Given exercise: Below, find each line holding "default" and state how many there are, using the number alone.

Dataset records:
# # # # # # #

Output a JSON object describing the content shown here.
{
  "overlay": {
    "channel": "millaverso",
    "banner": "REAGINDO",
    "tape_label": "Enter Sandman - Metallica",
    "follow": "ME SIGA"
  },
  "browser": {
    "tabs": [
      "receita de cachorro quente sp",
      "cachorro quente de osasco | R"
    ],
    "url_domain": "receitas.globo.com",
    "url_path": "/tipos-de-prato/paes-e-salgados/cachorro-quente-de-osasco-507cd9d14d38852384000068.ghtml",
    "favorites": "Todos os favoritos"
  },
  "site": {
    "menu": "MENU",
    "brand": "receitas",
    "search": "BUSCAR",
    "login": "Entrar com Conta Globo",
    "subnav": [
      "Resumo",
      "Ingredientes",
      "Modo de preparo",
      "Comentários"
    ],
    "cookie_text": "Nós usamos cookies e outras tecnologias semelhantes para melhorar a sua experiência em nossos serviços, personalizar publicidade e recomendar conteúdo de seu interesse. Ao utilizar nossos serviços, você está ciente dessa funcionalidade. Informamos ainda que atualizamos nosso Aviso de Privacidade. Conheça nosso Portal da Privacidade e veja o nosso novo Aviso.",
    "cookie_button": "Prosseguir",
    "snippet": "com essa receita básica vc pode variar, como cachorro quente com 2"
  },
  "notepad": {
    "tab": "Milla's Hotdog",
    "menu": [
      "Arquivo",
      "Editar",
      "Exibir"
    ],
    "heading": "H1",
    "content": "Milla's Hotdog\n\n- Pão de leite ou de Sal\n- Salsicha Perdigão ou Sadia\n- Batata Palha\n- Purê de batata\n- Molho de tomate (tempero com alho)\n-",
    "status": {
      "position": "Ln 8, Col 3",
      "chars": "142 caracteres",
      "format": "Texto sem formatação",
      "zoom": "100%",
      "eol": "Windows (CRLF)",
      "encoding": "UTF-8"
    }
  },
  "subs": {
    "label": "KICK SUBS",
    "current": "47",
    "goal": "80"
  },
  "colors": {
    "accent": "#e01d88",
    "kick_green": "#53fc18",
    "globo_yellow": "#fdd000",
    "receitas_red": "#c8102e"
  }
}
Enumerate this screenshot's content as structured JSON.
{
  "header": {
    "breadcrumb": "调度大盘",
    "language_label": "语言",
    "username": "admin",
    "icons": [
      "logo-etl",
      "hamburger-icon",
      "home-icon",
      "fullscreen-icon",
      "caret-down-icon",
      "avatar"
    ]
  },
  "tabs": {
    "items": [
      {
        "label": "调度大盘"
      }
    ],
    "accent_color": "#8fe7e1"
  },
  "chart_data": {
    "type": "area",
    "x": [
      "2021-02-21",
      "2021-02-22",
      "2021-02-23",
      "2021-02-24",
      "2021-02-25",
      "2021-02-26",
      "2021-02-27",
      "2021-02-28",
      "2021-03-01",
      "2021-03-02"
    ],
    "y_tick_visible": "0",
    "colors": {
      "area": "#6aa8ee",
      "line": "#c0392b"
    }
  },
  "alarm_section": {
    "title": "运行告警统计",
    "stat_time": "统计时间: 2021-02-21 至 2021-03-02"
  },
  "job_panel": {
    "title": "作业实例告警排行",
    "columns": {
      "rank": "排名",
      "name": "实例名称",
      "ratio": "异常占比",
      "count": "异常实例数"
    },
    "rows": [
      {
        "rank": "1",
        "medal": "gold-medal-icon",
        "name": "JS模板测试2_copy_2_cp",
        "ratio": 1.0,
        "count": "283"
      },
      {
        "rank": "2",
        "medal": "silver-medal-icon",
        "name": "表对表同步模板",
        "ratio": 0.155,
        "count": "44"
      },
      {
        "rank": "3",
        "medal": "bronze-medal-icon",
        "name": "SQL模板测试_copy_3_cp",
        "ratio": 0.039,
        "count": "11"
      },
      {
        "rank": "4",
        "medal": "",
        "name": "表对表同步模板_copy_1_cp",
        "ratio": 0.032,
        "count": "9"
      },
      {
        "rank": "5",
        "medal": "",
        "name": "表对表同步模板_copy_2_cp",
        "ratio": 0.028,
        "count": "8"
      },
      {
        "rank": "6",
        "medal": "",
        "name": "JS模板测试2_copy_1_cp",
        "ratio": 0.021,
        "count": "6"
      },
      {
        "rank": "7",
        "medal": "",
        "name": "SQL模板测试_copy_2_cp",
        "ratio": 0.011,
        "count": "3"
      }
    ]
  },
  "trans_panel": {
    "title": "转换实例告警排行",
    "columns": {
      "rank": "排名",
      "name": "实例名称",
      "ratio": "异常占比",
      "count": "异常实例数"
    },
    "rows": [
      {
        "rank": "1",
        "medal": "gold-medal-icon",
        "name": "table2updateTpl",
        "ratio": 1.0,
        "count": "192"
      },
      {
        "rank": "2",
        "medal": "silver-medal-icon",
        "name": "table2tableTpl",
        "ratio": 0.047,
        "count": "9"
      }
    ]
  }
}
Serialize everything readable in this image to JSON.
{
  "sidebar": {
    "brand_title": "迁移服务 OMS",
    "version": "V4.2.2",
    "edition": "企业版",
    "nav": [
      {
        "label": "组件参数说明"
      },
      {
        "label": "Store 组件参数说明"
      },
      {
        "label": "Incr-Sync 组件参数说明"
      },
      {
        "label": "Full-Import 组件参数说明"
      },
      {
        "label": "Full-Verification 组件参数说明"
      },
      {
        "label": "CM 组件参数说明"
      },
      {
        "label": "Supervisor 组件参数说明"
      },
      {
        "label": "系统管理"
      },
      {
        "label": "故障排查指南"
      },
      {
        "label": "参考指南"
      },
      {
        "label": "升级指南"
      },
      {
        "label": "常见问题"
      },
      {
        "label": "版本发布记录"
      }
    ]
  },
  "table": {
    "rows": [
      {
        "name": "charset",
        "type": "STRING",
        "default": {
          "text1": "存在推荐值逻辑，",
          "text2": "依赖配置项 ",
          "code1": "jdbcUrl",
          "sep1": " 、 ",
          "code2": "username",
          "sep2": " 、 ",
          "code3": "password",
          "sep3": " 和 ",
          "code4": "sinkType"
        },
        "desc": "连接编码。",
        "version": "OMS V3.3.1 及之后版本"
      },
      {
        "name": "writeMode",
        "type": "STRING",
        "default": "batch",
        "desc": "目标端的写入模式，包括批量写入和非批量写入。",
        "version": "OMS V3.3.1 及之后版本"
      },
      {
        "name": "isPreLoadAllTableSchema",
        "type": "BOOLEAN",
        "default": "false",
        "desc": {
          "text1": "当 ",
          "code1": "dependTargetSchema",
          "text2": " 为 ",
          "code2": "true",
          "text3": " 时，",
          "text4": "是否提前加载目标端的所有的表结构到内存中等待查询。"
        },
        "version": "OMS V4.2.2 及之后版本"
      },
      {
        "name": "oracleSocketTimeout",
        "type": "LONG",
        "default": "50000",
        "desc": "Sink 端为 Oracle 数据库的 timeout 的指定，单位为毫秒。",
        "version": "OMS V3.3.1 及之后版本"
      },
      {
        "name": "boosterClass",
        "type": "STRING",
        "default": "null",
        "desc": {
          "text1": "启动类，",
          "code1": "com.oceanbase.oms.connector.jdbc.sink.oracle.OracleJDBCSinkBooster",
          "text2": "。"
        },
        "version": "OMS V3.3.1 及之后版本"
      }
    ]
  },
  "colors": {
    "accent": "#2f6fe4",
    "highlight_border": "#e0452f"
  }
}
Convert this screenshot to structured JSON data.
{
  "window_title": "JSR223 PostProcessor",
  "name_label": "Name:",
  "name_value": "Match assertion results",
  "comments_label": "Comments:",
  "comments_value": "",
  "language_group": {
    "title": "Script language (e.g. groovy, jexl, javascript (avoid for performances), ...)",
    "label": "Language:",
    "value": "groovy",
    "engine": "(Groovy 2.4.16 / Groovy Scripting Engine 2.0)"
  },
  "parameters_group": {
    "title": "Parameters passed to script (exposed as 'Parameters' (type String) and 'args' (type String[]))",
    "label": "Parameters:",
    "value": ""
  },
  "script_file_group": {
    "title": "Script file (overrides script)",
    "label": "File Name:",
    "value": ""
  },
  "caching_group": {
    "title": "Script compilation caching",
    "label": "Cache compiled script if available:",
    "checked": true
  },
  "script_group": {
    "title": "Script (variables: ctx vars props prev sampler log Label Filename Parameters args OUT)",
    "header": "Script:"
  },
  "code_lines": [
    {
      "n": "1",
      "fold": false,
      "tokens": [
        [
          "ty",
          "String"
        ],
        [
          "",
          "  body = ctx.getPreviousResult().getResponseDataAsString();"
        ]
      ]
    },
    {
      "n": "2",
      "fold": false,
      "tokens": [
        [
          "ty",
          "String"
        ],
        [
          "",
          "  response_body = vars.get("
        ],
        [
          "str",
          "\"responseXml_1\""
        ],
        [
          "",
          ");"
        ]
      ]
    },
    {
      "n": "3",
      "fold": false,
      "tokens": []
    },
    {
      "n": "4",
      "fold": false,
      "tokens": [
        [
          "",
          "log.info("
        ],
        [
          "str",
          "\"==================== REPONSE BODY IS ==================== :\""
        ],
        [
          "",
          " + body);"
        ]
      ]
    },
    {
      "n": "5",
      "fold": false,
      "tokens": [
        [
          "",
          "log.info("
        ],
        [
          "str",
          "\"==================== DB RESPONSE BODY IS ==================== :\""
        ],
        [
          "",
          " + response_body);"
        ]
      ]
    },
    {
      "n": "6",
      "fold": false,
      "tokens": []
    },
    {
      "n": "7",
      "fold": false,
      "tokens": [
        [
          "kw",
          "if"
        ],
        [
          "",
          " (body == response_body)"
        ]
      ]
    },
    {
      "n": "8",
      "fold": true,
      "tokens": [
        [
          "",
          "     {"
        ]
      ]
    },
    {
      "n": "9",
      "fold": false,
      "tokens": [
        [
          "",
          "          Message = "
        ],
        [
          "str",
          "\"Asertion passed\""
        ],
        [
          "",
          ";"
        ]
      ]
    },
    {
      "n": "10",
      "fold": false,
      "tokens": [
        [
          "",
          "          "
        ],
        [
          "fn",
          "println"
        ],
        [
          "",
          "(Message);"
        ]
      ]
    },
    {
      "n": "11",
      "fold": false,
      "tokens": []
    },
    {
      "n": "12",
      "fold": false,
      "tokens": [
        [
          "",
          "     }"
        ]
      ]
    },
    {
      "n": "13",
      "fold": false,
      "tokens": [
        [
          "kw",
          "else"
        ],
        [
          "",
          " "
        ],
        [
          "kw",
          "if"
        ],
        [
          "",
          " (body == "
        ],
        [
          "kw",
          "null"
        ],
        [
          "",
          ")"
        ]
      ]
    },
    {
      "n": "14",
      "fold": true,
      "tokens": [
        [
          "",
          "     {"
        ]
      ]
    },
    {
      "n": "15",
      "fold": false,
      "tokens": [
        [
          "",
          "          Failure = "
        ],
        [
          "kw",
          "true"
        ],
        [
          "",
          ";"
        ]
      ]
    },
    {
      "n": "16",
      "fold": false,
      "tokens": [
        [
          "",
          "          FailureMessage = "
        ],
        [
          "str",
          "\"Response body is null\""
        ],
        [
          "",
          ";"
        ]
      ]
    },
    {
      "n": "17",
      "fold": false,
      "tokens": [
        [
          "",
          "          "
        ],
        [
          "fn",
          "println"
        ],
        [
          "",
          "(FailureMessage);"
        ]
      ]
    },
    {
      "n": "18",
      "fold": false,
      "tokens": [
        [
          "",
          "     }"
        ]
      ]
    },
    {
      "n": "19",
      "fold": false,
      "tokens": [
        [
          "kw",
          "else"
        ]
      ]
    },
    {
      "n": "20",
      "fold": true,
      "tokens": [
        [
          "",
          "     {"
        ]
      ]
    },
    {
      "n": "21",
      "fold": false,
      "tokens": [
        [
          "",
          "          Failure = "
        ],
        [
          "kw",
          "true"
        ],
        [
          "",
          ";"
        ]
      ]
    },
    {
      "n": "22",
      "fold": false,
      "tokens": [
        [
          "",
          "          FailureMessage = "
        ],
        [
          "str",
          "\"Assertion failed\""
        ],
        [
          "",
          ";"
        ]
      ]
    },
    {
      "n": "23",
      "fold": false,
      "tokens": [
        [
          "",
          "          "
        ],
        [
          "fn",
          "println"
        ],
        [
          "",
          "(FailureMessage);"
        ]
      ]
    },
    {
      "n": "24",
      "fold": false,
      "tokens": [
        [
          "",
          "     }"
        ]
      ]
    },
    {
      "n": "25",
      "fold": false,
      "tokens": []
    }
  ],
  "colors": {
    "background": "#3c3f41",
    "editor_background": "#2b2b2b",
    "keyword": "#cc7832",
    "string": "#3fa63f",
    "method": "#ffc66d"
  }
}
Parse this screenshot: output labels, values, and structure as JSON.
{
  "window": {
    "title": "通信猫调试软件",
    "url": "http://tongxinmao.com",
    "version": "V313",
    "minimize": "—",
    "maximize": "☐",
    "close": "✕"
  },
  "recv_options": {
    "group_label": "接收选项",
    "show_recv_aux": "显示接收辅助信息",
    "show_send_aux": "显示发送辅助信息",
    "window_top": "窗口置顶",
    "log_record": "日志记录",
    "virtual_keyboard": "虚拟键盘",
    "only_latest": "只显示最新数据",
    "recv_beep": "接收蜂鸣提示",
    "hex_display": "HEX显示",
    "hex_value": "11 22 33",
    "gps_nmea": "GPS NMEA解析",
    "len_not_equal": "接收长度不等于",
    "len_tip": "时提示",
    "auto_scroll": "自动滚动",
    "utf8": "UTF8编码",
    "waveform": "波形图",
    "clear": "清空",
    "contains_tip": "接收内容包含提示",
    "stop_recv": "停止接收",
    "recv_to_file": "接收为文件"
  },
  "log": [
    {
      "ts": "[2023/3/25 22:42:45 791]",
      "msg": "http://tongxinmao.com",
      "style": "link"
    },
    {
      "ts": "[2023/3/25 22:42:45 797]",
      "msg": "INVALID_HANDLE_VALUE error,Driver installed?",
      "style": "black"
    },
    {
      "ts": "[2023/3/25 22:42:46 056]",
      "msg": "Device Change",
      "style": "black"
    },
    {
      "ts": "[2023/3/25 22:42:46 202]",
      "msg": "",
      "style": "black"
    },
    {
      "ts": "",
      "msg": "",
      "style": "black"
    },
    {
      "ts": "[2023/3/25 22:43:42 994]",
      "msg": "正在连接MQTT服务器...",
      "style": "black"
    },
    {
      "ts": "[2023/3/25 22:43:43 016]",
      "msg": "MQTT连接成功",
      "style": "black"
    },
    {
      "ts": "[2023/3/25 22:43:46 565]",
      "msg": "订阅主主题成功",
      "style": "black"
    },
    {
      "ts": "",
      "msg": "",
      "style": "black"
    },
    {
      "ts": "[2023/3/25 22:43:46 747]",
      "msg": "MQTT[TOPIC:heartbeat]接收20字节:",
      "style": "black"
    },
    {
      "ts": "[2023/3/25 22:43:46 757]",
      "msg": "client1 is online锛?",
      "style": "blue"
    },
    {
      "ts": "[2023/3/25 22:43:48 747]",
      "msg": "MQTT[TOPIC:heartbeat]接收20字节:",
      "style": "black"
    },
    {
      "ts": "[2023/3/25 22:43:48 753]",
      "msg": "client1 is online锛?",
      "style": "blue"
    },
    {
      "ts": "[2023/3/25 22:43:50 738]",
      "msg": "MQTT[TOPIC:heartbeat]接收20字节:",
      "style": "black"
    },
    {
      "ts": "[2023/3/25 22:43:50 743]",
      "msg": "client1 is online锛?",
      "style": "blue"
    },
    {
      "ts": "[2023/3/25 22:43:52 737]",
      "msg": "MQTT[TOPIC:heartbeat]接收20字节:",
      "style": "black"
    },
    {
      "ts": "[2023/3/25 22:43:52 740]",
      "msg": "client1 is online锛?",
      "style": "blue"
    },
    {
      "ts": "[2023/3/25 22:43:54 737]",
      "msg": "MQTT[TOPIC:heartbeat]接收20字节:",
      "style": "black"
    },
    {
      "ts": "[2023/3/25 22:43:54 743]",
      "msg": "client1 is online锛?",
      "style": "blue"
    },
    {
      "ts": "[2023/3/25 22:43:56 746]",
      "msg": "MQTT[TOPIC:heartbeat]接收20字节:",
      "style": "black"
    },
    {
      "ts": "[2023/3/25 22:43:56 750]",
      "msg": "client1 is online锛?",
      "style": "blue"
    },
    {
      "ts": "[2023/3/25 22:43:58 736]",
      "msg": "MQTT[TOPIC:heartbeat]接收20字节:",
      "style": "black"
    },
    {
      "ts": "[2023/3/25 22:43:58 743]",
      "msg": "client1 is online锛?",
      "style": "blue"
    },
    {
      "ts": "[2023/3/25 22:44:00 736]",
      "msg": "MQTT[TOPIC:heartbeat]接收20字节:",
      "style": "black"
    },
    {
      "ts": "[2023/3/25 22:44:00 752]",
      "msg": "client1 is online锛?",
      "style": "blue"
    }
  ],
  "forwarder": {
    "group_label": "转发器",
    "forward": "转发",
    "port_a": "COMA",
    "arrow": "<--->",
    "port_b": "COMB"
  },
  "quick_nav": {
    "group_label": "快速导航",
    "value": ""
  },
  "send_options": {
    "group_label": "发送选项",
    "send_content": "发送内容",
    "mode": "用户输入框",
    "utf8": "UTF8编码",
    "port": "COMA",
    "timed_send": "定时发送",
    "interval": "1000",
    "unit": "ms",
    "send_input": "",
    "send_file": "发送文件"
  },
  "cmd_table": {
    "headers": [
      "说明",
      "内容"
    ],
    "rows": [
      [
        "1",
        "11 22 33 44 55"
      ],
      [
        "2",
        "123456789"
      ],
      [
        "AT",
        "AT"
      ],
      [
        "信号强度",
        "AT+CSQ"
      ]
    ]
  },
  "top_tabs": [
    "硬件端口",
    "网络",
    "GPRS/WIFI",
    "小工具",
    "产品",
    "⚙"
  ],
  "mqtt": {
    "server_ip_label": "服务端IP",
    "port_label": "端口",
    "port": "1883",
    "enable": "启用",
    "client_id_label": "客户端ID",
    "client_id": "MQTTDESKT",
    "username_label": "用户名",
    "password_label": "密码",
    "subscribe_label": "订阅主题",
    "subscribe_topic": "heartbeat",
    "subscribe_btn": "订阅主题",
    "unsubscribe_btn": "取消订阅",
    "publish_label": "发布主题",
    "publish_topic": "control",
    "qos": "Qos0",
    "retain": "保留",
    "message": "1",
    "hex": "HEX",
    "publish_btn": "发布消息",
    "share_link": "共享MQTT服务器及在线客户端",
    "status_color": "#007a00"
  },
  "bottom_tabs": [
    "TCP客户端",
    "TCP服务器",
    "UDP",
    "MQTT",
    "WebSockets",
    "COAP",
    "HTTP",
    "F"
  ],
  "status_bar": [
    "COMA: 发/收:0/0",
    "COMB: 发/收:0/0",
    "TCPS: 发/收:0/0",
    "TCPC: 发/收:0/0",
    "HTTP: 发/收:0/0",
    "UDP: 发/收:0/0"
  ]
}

# # # # # # #

Response for this exercise: 5